▸ **SET TASK**
Pick out each line containing the string "into" and copy it.

▸ **LISTED RECORDS**
>>>

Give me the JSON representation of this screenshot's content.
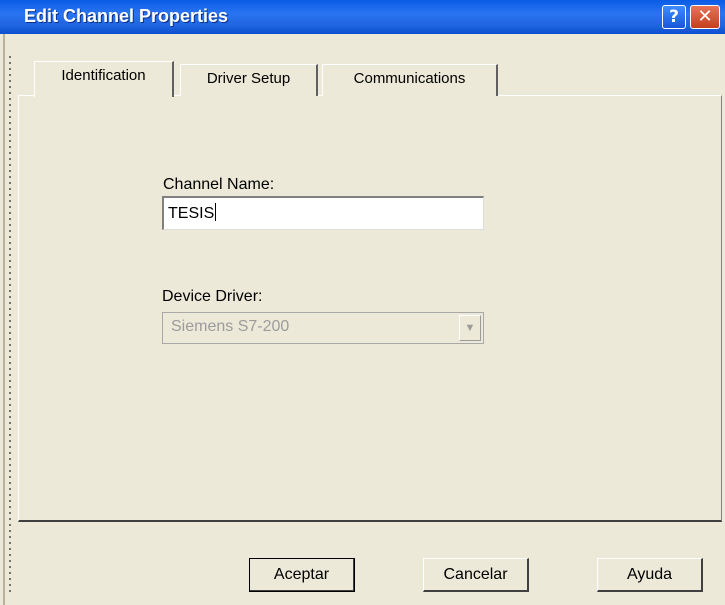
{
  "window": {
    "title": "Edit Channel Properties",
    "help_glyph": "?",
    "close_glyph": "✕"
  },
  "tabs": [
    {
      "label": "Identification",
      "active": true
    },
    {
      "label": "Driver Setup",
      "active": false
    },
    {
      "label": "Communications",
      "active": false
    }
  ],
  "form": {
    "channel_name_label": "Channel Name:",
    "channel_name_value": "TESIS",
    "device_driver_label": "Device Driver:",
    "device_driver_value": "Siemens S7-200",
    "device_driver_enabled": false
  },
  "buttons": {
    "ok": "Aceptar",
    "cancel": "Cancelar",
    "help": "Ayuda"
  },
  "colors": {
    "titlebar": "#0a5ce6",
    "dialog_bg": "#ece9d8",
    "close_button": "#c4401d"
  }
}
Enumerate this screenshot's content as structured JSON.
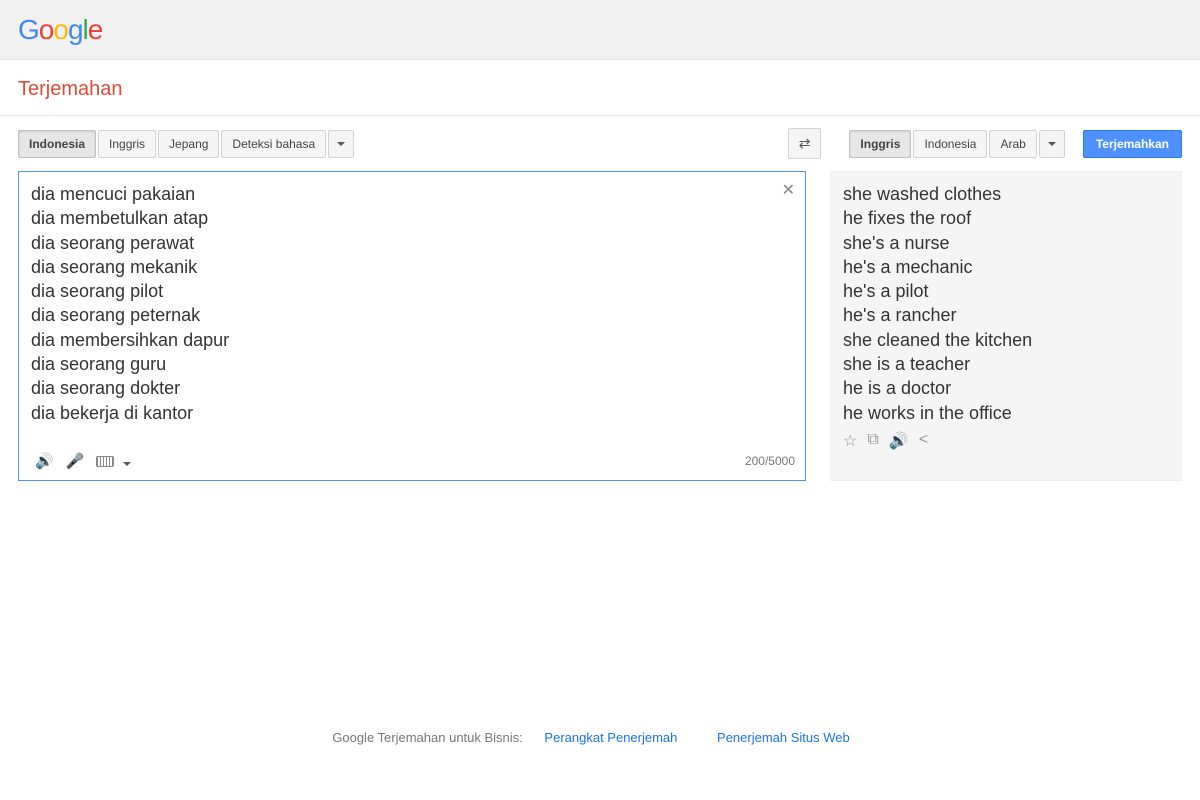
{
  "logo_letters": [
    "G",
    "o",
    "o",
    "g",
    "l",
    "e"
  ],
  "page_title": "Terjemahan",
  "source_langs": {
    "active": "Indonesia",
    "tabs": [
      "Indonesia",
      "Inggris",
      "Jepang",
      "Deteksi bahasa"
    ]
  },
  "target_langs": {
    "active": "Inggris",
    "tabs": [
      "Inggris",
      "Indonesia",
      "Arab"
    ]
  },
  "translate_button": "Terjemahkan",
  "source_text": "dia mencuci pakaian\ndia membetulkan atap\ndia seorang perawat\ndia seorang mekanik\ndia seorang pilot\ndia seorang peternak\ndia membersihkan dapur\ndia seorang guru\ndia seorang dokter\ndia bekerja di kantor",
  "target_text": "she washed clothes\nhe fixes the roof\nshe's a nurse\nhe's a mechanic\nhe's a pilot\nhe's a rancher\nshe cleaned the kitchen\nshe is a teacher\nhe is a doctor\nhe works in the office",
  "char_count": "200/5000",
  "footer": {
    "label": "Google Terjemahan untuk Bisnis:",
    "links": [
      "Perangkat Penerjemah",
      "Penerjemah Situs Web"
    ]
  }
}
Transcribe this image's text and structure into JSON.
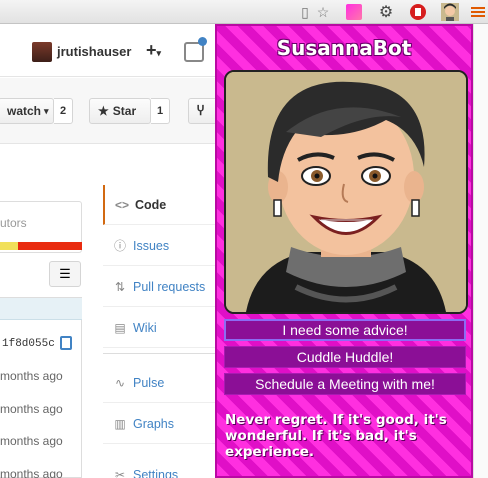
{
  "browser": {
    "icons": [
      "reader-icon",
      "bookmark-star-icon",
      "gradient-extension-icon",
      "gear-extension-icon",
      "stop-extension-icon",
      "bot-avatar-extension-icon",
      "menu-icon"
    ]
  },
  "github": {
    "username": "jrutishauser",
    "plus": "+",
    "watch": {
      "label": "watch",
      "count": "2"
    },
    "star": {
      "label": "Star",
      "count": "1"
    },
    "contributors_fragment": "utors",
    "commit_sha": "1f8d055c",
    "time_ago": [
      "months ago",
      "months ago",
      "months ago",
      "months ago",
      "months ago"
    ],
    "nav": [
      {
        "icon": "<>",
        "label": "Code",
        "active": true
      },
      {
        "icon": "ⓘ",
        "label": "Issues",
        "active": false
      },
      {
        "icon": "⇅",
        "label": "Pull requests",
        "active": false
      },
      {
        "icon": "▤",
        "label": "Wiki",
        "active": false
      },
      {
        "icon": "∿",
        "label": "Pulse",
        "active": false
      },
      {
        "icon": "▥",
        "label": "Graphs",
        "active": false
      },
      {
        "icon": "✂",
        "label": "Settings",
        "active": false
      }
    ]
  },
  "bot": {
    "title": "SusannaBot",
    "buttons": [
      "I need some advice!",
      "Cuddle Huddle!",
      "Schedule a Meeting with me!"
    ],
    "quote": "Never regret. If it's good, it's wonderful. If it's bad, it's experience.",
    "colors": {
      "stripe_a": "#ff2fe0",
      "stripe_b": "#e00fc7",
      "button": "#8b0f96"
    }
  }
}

<<<
>>>

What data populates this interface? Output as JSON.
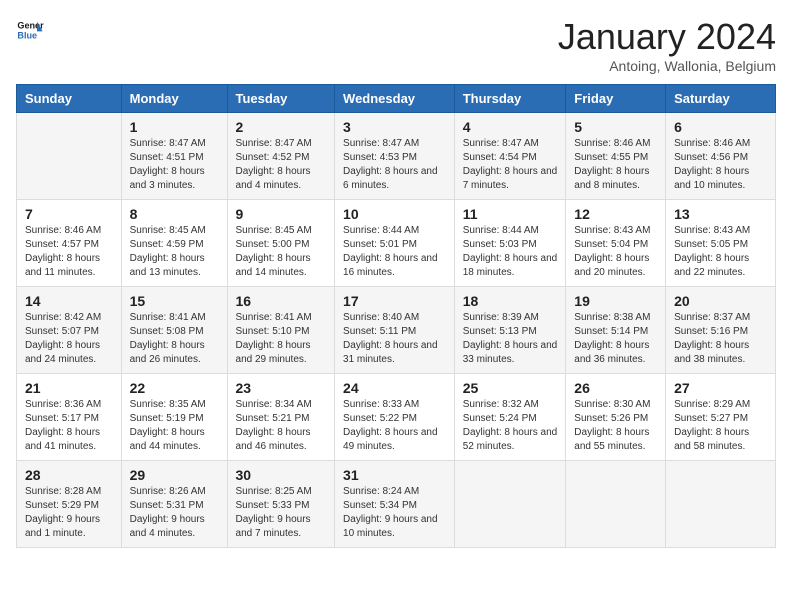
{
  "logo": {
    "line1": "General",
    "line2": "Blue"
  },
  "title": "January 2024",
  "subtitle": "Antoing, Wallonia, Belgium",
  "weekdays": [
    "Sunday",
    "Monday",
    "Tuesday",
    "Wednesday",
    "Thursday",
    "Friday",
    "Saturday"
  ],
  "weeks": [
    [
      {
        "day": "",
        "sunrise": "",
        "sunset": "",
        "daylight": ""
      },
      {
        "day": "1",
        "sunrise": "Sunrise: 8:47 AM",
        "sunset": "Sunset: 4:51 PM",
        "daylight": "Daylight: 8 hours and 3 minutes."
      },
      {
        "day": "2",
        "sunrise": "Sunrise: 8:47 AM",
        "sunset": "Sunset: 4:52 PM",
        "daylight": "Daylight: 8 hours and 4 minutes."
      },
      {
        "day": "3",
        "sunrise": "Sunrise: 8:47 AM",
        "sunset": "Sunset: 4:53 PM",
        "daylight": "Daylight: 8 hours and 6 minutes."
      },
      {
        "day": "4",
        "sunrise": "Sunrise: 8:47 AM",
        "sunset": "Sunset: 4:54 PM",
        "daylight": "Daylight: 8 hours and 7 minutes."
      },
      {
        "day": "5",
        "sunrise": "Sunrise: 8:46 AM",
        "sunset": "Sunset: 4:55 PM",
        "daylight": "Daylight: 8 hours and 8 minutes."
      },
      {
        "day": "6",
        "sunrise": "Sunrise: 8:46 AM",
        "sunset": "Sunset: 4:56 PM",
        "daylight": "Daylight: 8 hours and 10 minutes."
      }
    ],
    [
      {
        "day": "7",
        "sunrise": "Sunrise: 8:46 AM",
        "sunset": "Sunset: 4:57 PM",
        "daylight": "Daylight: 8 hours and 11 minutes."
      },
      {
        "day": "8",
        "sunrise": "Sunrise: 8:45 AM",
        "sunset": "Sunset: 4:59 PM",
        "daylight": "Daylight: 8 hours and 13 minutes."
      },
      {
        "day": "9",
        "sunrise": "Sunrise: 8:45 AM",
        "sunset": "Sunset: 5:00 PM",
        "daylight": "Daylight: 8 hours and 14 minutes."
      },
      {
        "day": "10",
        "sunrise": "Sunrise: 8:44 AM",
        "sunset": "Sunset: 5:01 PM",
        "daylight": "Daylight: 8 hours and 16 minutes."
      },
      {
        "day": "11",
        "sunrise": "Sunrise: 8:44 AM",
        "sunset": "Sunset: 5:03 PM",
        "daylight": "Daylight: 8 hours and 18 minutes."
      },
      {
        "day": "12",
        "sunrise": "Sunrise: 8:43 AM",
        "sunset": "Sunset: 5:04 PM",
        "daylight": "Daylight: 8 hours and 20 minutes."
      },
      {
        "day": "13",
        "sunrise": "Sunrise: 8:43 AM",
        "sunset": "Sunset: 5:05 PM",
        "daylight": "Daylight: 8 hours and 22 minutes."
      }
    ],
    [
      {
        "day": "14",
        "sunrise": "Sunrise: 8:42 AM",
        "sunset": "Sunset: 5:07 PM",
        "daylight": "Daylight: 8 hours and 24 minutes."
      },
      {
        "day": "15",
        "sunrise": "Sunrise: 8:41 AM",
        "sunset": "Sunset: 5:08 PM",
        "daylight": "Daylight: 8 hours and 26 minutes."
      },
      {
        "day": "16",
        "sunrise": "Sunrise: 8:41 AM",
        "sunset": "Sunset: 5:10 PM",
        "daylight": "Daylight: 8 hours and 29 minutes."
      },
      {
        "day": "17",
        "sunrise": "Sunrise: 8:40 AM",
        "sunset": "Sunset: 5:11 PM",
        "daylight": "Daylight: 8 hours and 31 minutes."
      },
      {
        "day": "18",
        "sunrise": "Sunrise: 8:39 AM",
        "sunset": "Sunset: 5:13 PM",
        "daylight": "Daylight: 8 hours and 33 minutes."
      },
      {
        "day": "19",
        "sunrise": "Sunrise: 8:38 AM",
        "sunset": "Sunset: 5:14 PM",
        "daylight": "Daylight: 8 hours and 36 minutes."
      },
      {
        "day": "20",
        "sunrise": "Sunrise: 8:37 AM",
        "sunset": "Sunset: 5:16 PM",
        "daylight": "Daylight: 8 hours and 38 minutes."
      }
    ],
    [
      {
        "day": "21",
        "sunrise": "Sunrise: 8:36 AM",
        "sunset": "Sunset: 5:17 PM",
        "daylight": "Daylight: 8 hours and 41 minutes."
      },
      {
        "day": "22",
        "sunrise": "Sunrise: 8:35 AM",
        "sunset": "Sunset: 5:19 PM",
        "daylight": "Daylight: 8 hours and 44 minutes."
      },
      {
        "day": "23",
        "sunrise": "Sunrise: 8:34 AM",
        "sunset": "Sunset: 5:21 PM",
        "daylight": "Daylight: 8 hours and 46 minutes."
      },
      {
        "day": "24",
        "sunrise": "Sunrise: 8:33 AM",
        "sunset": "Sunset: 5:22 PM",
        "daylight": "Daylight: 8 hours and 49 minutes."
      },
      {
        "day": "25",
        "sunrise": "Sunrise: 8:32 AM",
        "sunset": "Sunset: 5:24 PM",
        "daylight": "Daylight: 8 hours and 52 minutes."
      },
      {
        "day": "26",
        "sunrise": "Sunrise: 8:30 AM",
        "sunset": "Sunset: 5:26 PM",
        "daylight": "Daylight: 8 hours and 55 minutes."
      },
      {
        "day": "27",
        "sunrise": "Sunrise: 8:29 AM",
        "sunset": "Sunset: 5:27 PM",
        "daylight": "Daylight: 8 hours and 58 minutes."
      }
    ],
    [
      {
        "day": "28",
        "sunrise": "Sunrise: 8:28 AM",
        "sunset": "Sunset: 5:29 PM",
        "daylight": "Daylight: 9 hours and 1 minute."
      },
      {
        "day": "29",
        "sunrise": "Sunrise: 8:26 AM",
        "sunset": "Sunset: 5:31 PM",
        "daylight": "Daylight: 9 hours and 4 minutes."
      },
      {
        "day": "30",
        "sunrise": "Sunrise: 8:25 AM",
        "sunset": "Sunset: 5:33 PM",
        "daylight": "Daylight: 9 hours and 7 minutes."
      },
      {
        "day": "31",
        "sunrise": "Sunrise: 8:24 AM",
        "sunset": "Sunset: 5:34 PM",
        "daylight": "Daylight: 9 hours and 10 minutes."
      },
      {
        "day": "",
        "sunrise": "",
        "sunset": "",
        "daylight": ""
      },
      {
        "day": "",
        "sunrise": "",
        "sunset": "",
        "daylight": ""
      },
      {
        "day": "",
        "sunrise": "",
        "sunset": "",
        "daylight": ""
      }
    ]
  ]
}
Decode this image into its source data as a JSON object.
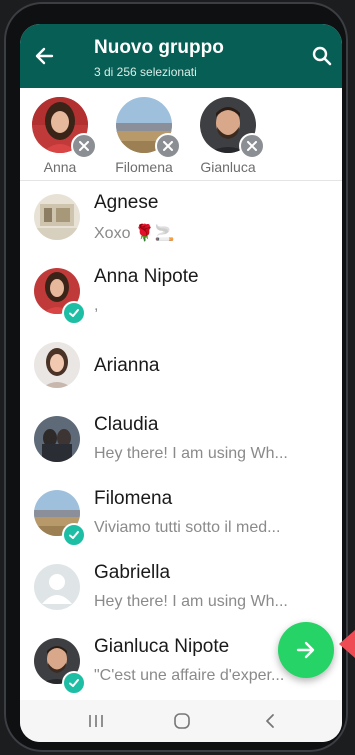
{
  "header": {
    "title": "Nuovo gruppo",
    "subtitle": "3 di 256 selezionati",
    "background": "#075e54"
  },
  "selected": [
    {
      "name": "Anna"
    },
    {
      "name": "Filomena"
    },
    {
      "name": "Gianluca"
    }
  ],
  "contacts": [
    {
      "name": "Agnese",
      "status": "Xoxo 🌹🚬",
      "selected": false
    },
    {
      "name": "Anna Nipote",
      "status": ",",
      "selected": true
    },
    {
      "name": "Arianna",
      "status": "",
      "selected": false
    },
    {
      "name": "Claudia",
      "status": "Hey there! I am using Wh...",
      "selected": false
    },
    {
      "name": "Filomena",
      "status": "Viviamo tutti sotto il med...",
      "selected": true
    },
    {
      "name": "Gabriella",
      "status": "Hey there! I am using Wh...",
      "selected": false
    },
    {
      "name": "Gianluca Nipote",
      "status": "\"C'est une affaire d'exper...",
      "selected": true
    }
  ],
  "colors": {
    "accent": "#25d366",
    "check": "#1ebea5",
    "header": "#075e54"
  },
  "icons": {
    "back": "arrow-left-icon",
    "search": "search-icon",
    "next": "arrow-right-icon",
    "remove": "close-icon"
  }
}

<<<

▸ **RESULT OF THE TASK**
Transcribe this image's text and structure into JSON.
Decode this image into its source data as a JSON object.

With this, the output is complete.